§ Dataset records
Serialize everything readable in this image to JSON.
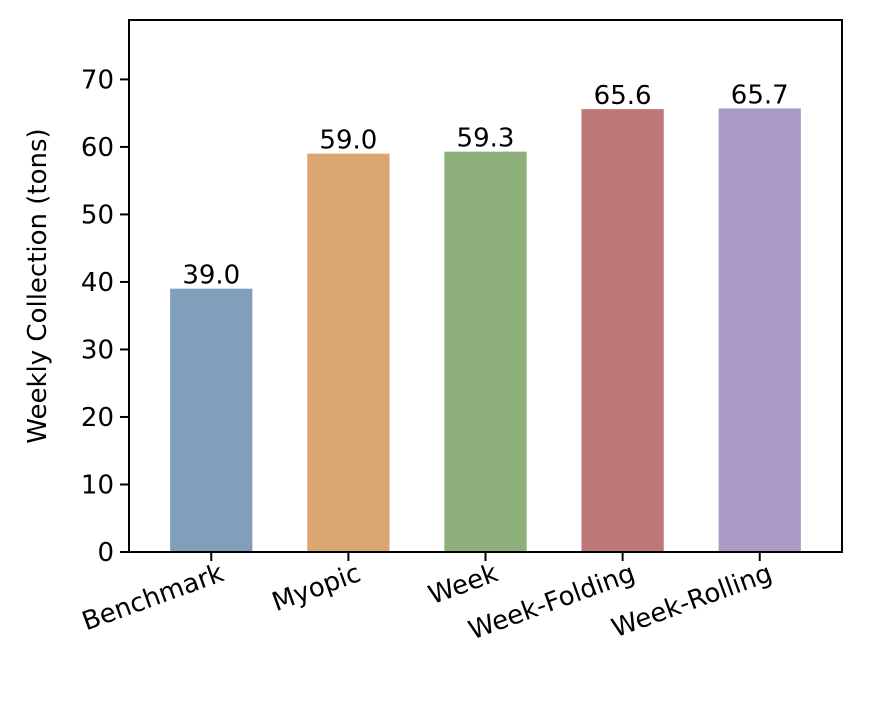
{
  "chart_data": {
    "type": "bar",
    "title": "",
    "xlabel": "",
    "ylabel": "Weekly Collection (tons)",
    "categories": [
      "Benchmark",
      "Myopic",
      "Week",
      "Week-Folding",
      "Week-Rolling"
    ],
    "values": [
      39.0,
      59.0,
      59.3,
      65.6,
      65.7
    ],
    "value_labels": [
      "39.0",
      "59.0",
      "59.3",
      "65.6",
      "65.7"
    ],
    "colors": [
      "#819eba",
      "#d9a571",
      "#8daf79",
      "#bf7877",
      "#aa9ac6"
    ],
    "ylim": [
      0,
      78.8
    ],
    "yticks": [
      0,
      10,
      20,
      30,
      40,
      50,
      60,
      70
    ],
    "grid": false,
    "legend": "none"
  }
}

§ WRITTEN PROBLEM
Give an exact copy of the material, leaving out every picture.

§ OUTPUT OF THE TASK
Serialize everything readable in this image to JSON.
{
  "chart_data": {
    "type": "bar",
    "title": "",
    "xlabel": "",
    "ylabel": "Weekly Collection (tons)",
    "categories": [
      "Benchmark",
      "Myopic",
      "Week",
      "Week-Folding",
      "Week-Rolling"
    ],
    "values": [
      39.0,
      59.0,
      59.3,
      65.6,
      65.7
    ],
    "value_labels": [
      "39.0",
      "59.0",
      "59.3",
      "65.6",
      "65.7"
    ],
    "colors": [
      "#819eba",
      "#d9a571",
      "#8daf79",
      "#bf7877",
      "#aa9ac6"
    ],
    "ylim": [
      0,
      78.8
    ],
    "yticks": [
      0,
      10,
      20,
      30,
      40,
      50,
      60,
      70
    ],
    "grid": false,
    "legend": "none"
  }
}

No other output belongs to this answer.